§ **Set exercise**
Look through the material below. Copy every line with the string "ELECTRONICA" in it.

[Collected data entries]
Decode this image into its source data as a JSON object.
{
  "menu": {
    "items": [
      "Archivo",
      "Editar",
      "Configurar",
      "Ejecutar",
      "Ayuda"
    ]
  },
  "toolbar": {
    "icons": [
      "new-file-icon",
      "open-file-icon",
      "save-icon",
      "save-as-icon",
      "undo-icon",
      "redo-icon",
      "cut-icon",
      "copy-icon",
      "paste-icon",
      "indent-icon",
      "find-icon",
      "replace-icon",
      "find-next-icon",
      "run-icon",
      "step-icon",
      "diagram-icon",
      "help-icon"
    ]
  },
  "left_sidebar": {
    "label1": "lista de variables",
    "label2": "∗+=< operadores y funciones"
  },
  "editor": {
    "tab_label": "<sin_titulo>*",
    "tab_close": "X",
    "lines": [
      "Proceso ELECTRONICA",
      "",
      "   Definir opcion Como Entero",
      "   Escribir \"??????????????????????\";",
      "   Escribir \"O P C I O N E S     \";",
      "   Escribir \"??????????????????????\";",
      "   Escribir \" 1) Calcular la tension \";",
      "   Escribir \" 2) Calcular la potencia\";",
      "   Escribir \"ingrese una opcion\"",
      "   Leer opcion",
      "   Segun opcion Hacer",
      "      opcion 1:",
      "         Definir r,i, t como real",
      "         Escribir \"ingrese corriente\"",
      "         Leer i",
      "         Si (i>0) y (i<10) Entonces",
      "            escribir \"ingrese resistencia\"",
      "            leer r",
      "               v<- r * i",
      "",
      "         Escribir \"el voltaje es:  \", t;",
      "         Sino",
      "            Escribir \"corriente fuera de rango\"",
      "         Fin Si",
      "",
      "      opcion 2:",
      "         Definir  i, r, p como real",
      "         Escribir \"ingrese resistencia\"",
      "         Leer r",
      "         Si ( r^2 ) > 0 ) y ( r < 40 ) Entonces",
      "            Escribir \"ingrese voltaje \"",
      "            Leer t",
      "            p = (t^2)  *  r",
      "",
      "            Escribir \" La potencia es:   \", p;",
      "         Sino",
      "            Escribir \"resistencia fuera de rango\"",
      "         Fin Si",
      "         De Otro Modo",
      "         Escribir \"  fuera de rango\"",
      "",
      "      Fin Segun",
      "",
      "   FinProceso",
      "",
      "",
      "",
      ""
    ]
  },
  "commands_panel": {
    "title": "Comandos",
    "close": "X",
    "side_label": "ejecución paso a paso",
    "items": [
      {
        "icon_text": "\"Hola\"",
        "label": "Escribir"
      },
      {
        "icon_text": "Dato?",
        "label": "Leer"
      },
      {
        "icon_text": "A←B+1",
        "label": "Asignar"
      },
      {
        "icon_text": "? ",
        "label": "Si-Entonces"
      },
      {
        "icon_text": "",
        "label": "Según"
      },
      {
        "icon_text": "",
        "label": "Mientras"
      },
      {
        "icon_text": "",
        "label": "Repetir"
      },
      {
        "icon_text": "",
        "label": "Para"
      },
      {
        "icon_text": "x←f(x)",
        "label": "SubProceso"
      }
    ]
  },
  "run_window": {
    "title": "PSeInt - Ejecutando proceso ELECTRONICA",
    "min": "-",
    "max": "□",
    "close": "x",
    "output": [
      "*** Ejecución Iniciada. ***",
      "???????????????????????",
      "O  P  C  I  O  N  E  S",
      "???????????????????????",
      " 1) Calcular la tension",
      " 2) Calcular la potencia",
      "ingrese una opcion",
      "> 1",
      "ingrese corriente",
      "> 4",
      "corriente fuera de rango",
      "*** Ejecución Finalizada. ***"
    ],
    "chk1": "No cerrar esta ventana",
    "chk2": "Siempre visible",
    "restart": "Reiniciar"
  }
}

§ **Solution to the exercise**
      "Proceso ELECTRONICA",
    "title": "PSeInt - Ejecutando proceso ELECTRONICA",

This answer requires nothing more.